━━━ RECORDS FOR THE EXERCISE
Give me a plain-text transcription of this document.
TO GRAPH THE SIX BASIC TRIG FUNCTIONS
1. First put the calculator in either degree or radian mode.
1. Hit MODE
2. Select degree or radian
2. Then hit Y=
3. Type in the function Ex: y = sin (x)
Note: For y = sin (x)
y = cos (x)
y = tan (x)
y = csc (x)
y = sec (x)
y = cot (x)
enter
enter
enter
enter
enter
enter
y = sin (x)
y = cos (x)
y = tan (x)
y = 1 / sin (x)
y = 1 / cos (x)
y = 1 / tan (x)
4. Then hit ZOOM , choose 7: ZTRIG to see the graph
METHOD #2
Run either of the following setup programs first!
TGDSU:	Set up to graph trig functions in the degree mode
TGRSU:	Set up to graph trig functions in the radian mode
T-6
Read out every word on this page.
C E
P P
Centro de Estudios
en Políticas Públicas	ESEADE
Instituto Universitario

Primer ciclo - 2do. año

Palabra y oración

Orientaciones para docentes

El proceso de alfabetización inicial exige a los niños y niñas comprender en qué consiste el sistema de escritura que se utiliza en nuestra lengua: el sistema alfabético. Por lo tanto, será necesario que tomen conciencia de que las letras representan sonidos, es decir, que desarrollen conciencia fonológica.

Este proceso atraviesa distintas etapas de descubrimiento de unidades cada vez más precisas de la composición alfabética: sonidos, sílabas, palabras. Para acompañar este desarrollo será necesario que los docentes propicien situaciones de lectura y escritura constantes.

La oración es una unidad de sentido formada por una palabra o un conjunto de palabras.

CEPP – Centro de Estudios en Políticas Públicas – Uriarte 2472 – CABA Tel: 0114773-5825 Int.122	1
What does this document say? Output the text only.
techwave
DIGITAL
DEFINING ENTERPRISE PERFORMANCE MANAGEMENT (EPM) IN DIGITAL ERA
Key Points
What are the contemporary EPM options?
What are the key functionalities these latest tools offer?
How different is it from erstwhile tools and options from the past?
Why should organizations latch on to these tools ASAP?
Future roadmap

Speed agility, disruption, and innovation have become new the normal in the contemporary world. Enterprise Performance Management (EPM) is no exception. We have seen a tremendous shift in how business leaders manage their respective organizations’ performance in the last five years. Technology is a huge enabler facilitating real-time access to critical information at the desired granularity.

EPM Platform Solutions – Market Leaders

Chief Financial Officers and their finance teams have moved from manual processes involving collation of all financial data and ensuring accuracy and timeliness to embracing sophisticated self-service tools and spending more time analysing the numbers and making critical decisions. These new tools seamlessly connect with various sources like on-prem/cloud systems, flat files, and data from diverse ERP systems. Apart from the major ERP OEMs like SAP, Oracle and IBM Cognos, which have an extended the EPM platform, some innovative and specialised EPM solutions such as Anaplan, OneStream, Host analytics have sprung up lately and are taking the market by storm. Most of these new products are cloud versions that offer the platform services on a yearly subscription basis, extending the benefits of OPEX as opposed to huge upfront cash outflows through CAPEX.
━━━━━━
● **WHAT IS REQUIRED**: Copy every line in the listing above where the string "this" turns up.

● **THE REPLY**:
Give me a plain-text transcription of this document.
Read out every word on this page.
What does this document say? Output the text only.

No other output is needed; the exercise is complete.